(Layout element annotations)
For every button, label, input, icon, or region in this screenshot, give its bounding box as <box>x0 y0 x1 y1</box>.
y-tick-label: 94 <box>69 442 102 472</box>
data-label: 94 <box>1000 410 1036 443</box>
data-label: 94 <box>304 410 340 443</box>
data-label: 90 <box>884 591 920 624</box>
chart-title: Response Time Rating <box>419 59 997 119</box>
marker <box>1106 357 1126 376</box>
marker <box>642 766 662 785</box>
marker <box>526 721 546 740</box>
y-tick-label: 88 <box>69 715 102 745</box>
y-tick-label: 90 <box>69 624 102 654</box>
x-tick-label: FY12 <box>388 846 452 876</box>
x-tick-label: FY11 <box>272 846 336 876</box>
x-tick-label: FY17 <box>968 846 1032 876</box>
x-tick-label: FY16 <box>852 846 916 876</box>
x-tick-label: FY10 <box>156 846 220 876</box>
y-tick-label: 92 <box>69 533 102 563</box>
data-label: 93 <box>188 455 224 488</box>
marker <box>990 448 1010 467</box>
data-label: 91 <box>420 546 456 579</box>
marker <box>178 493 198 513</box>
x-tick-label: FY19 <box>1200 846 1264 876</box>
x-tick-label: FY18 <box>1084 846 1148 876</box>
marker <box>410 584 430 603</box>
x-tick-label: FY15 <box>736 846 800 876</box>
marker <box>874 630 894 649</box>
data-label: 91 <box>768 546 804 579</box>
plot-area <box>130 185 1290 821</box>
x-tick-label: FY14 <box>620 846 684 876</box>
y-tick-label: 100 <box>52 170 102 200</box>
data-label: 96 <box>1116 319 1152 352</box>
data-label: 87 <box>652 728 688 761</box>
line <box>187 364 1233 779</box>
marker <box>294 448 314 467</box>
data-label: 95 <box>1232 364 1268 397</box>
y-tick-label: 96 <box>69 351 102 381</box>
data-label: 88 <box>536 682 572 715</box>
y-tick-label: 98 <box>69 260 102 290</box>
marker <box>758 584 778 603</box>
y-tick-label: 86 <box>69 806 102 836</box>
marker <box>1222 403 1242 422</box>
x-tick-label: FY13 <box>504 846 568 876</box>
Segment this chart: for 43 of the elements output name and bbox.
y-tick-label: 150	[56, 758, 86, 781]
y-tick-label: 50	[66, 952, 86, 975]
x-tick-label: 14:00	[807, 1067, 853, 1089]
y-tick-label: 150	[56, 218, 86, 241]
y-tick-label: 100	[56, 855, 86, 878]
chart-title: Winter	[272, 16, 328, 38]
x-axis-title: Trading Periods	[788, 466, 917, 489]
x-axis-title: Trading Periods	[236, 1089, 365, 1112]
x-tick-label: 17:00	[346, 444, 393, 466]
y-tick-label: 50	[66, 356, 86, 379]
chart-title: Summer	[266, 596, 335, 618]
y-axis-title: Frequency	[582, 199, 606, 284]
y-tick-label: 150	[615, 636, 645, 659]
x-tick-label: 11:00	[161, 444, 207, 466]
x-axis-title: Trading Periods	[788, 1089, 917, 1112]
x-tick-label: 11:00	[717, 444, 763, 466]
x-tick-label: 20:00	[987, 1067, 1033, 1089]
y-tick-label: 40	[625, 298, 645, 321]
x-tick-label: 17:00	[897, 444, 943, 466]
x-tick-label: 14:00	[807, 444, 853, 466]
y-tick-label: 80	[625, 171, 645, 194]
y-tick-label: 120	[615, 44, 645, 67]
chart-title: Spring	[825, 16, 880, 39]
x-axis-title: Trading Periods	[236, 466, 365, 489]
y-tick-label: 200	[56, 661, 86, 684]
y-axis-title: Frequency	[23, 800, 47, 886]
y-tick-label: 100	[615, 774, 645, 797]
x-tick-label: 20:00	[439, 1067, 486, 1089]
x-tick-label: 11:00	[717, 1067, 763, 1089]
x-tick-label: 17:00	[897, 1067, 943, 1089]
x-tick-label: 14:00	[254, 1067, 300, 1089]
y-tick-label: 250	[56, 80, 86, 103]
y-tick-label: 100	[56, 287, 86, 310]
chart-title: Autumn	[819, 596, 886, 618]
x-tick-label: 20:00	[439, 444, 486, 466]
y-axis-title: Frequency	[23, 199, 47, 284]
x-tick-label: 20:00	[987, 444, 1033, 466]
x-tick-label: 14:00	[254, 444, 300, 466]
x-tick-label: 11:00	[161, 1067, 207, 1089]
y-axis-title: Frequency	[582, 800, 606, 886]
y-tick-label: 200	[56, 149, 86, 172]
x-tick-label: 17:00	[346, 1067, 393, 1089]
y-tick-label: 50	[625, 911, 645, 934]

Stated task =
Reproduce every line of the records above without any change.

Task solution =
For every button, label, input, icon, or region in this screenshot, give its bounding box as <box>x0 y0 x1 y1</box>.
y-tick-label: 94 <box>69 442 102 472</box>
data-label: 94 <box>1000 410 1036 443</box>
data-label: 94 <box>304 410 340 443</box>
data-label: 90 <box>884 591 920 624</box>
chart-title: Response Time Rating <box>419 59 997 119</box>
marker <box>1106 357 1126 376</box>
marker <box>642 766 662 785</box>
marker <box>526 721 546 740</box>
y-tick-label: 88 <box>69 715 102 745</box>
y-tick-label: 90 <box>69 624 102 654</box>
x-tick-label: FY12 <box>388 846 452 876</box>
x-tick-label: FY11 <box>272 846 336 876</box>
x-tick-label: FY17 <box>968 846 1032 876</box>
x-tick-label: FY16 <box>852 846 916 876</box>
x-tick-label: FY10 <box>156 846 220 876</box>
y-tick-label: 92 <box>69 533 102 563</box>
data-label: 93 <box>188 455 224 488</box>
marker <box>990 448 1010 467</box>
data-label: 91 <box>420 546 456 579</box>
marker <box>178 493 198 513</box>
x-tick-label: FY19 <box>1200 846 1264 876</box>
x-tick-label: FY18 <box>1084 846 1148 876</box>
marker <box>410 584 430 603</box>
x-tick-label: FY15 <box>736 846 800 876</box>
marker <box>874 630 894 649</box>
data-label: 91 <box>768 546 804 579</box>
plot-area <box>130 185 1290 821</box>
x-tick-label: FY14 <box>620 846 684 876</box>
y-tick-label: 100 <box>52 170 102 200</box>
data-label: 96 <box>1116 319 1152 352</box>
data-label: 87 <box>652 728 688 761</box>
line <box>187 364 1233 779</box>
marker <box>294 448 314 467</box>
data-label: 95 <box>1232 364 1268 397</box>
y-tick-label: 96 <box>69 351 102 381</box>
data-label: 88 <box>536 682 572 715</box>
y-tick-label: 98 <box>69 260 102 290</box>
marker <box>758 584 778 603</box>
y-tick-label: 86 <box>69 806 102 836</box>
marker <box>1222 403 1242 422</box>
x-tick-label: FY13 <box>504 846 568 876</box>
Segment this chart: for 43 of the elements output name and bbox.
y-tick-label: 150	[56, 758, 86, 781]
y-tick-label: 50	[66, 952, 86, 975]
x-tick-label: 14:00	[807, 1067, 853, 1089]
y-tick-label: 150	[56, 218, 86, 241]
y-tick-label: 100	[56, 855, 86, 878]
chart-title: Winter	[272, 16, 328, 38]
x-axis-title: Trading Periods	[788, 466, 917, 489]
x-axis-title: Trading Periods	[236, 1089, 365, 1112]
x-tick-label: 17:00	[346, 444, 393, 466]
y-tick-label: 50	[66, 356, 86, 379]
chart-title: Summer	[266, 596, 335, 618]
y-axis-title: Frequency	[582, 199, 606, 284]
y-tick-label: 150	[615, 636, 645, 659]
x-tick-label: 11:00	[161, 444, 207, 466]
x-axis-title: Trading Periods	[788, 1089, 917, 1112]
x-tick-label: 11:00	[717, 444, 763, 466]
x-tick-label: 20:00	[987, 1067, 1033, 1089]
y-tick-label: 40	[625, 298, 645, 321]
x-tick-label: 17:00	[897, 444, 943, 466]
x-tick-label: 14:00	[807, 444, 853, 466]
y-tick-label: 80	[625, 171, 645, 194]
y-tick-label: 120	[615, 44, 645, 67]
chart-title: Spring	[825, 16, 880, 39]
x-axis-title: Trading Periods	[236, 466, 365, 489]
y-tick-label: 200	[56, 661, 86, 684]
y-axis-title: Frequency	[23, 800, 47, 886]
y-tick-label: 100	[615, 774, 645, 797]
x-tick-label: 20:00	[439, 1067, 486, 1089]
x-tick-label: 11:00	[717, 1067, 763, 1089]
x-tick-label: 17:00	[897, 1067, 943, 1089]
x-tick-label: 14:00	[254, 1067, 300, 1089]
y-tick-label: 250	[56, 80, 86, 103]
y-tick-label: 100	[56, 287, 86, 310]
chart-title: Autumn	[819, 596, 886, 618]
x-tick-label: 20:00	[439, 444, 486, 466]
y-axis-title: Frequency	[23, 199, 47, 284]
x-tick-label: 20:00	[987, 444, 1033, 466]
x-tick-label: 14:00	[254, 444, 300, 466]
x-tick-label: 11:00	[161, 1067, 207, 1089]
y-axis-title: Frequency	[582, 800, 606, 886]
y-tick-label: 200	[56, 149, 86, 172]
x-tick-label: 17:00	[346, 1067, 393, 1089]
y-tick-label: 50	[625, 911, 645, 934]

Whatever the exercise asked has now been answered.